* [WORK ORDER] Continue the passage about how Bosnia and Herzegovina's peace agreement and constitution overlooked gender equality, starting after its final sentence.

* [EXTRACT PROVIDED]

What went wrong, she says, was that the peace agreement, and therefore subsequently the constitution, totally lacked clear measures to make sure that Bosnia and Herzegovina would become a state that was gender equal. Instead it had all its focus on peoples’ origin – that Bosniaks, Bosnian-Croats and Bosnian-Serbs as groups would get their specific share of the power.

”The organisation and functions of the country were based exclusively on ethnicity. Since then, ethno-political elites have in words declared their support to build a more equal society, but through their daily politics they have been destroying key human values,” Lidija Živanovic says.

Discriminatory differences divide

The peace agreement divided the country into two entities – The Federation of Bosnia and Herzegovia and Republika Srpska, and since 2000 there is also the neutral Brčko District – ten cantons and a number of municipalities. All these levels have their own laws and regulations, making it incredibly difficult to get political national agreements on anything.

* [RECORDED INFORMATION]
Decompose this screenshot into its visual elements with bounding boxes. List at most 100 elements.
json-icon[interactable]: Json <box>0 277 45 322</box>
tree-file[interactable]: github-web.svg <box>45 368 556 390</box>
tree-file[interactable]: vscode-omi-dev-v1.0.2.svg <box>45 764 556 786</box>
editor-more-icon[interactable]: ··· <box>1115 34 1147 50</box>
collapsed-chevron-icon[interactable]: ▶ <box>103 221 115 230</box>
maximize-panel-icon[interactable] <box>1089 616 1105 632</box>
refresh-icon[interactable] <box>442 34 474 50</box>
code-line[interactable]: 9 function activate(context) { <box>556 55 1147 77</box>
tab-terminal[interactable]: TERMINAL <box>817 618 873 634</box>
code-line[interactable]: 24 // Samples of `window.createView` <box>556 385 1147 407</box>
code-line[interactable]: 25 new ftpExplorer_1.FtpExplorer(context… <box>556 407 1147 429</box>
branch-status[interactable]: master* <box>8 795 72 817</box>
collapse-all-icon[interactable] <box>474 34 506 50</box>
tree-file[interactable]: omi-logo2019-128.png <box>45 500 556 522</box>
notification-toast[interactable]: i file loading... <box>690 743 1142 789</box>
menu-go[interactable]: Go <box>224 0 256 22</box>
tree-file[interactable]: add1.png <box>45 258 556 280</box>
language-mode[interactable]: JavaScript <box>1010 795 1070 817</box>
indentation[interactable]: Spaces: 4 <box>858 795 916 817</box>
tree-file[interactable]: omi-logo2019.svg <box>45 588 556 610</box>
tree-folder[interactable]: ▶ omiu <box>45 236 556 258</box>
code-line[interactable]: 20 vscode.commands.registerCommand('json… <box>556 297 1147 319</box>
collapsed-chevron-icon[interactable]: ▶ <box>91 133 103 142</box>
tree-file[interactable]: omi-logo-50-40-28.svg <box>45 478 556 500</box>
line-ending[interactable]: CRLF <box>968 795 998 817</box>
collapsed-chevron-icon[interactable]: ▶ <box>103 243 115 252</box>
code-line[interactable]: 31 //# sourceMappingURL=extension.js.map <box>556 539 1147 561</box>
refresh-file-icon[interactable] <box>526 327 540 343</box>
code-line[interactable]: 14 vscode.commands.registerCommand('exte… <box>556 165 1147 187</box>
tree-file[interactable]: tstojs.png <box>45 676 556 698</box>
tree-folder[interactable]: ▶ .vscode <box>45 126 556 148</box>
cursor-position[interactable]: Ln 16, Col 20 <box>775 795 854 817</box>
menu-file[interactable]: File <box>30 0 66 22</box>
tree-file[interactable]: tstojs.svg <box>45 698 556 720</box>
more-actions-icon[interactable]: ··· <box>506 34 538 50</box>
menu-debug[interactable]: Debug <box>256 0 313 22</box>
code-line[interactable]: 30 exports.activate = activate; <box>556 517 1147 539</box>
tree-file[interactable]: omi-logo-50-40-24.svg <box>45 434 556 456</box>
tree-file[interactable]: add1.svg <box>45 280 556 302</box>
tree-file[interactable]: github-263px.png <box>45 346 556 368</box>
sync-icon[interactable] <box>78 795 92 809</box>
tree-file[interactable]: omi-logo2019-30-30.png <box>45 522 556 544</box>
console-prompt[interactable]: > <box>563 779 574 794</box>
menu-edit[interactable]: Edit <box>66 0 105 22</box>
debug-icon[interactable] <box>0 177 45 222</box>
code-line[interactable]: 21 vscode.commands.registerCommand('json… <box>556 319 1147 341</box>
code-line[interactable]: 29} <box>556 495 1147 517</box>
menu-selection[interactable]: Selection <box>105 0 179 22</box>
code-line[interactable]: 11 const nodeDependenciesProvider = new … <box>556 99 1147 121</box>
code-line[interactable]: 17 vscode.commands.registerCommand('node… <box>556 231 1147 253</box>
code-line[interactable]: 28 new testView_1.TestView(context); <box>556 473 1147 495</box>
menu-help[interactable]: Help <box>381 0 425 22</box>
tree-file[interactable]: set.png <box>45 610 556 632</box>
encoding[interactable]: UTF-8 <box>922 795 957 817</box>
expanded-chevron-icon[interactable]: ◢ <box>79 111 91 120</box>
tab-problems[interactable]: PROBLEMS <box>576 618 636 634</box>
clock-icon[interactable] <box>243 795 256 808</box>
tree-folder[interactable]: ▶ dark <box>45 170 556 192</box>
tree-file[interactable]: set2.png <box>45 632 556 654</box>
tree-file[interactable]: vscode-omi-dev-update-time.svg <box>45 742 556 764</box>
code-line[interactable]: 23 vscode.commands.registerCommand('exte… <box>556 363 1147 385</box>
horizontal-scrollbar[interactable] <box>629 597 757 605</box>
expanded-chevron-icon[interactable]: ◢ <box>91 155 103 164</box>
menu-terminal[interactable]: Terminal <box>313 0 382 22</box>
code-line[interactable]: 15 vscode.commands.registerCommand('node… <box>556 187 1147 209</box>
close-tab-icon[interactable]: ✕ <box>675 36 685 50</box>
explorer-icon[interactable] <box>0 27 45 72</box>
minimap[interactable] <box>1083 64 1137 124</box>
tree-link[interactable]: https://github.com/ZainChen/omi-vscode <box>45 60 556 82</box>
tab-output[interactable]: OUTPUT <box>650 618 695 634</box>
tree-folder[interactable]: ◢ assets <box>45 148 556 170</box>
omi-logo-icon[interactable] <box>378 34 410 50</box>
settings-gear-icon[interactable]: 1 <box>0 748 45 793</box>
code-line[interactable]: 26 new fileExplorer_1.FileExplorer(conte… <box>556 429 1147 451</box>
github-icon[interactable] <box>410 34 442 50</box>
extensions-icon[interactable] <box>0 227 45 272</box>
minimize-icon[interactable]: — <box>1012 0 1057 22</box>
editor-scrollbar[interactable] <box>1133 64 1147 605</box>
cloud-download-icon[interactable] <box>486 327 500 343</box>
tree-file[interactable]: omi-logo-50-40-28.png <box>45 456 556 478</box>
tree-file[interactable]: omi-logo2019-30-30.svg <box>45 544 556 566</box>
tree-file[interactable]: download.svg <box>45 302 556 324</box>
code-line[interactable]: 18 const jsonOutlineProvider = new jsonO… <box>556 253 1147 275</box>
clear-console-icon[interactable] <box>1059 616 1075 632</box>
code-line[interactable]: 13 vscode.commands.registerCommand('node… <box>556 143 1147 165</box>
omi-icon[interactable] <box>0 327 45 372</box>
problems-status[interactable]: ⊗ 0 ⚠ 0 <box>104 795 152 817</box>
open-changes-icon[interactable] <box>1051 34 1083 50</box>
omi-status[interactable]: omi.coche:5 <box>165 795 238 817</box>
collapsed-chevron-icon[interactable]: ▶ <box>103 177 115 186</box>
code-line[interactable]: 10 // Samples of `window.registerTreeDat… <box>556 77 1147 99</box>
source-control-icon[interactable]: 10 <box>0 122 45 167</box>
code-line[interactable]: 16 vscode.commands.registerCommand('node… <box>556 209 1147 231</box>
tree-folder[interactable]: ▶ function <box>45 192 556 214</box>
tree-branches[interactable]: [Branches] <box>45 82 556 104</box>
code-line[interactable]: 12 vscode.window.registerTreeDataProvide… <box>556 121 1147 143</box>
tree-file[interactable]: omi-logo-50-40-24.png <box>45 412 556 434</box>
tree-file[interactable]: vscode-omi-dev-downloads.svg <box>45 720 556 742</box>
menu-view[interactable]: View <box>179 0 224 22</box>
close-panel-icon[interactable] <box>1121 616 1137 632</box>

* [RESPONSE AREA]
Gender study of DaytonIn 2000, Kvinna till Kvinna published a study of the Dayton agreement from a women’s rights and equality perspective. Already then its devastating effects were cleary visible.Find out more in the reportEngendering the Peace Process.

”The division is deepening every year. Women are ignored in Bosnia and Herzegovina, since the constitution does not recognize them as through the guarantee of women’s rights. Wherever you scratch on the surface you find segregation, discrimination and marginalization. For example, maternity benefits differs between cantons, and in some there are none at all! I ask myself is a woman in Tuzla worth less than a woman in Sarajevo? According to this structure she is,” says women human rights activists Vildana Džekman.

Censored history books

Vildana Džekman was 8 years old when the Dayton agreement came into place. Growing up in post-war Bosnia and Herzegovina she says she often wondered about things, like the black, censored pages in her history textbooks, or why there were hardly ever any women present when important political decisions were being negotiated. This eventually led her to the feminist organisation CURE Foundation, where she has been active for five years.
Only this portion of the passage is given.